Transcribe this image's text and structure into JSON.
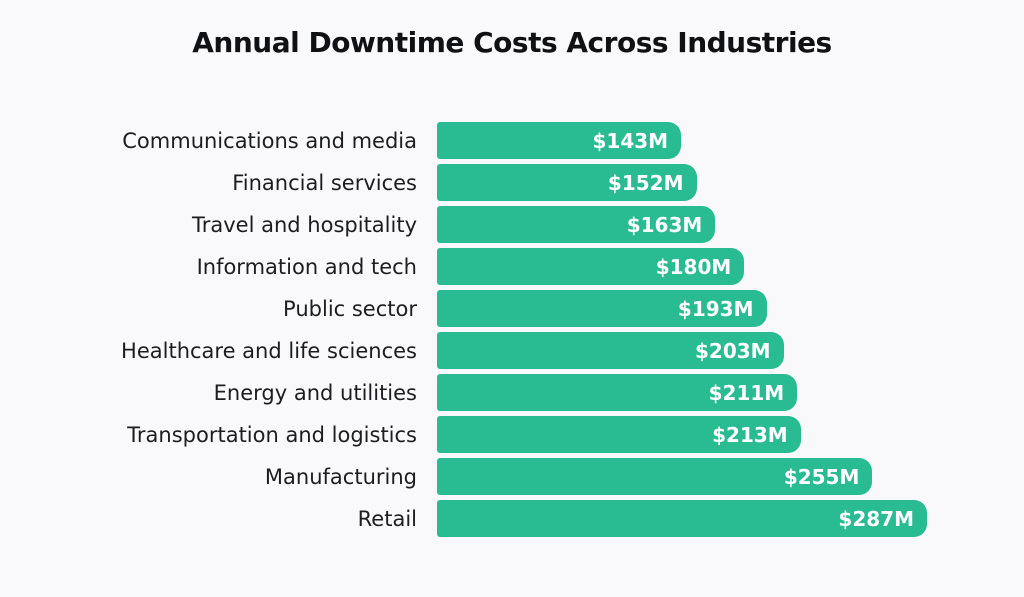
{
  "chart_data": {
    "type": "bar",
    "orientation": "horizontal",
    "title": "Annual Downtime Costs Across Industries",
    "categories": [
      "Communications and media",
      "Financial services",
      "Travel and hospitality",
      "Information and tech",
      "Public sector",
      "Healthcare and life sciences",
      "Energy and utilities",
      "Transportation and logistics",
      "Manufacturing",
      "Retail"
    ],
    "values": [
      143,
      152,
      163,
      180,
      193,
      203,
      211,
      213,
      255,
      287
    ],
    "value_labels": [
      "$143M",
      "$152M",
      "$163M",
      "$180M",
      "$193M",
      "$203M",
      "$211M",
      "$213M",
      "$255M",
      "$287M"
    ],
    "xlabel": "",
    "ylabel": "",
    "xlim": [
      0,
      287
    ],
    "grid": false,
    "legend": false,
    "value_label_position": "inside-end",
    "bar_color": "#29bc93",
    "value_label_color": "#ffffff",
    "category_label_color": "#1c1d21",
    "title_color": "#101114",
    "background_color": "#f9f9fb"
  }
}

Your objective:
Pictures are to be left out; all else in the entries above is to be quoted exactly.

Problem solution:
Transcribe this image's text and structure into JSON.
{
  "chart_data": {
    "type": "bar",
    "orientation": "horizontal",
    "title": "Annual Downtime Costs Across Industries",
    "categories": [
      "Communications and media",
      "Financial services",
      "Travel and hospitality",
      "Information and tech",
      "Public sector",
      "Healthcare and life sciences",
      "Energy and utilities",
      "Transportation and logistics",
      "Manufacturing",
      "Retail"
    ],
    "values": [
      143,
      152,
      163,
      180,
      193,
      203,
      211,
      213,
      255,
      287
    ],
    "value_labels": [
      "$143M",
      "$152M",
      "$163M",
      "$180M",
      "$193M",
      "$203M",
      "$211M",
      "$213M",
      "$255M",
      "$287M"
    ],
    "xlabel": "",
    "ylabel": "",
    "xlim": [
      0,
      287
    ],
    "grid": false,
    "legend": false,
    "value_label_position": "inside-end",
    "bar_color": "#29bc93",
    "value_label_color": "#ffffff",
    "category_label_color": "#1c1d21",
    "title_color": "#101114",
    "background_color": "#f9f9fb"
  }
}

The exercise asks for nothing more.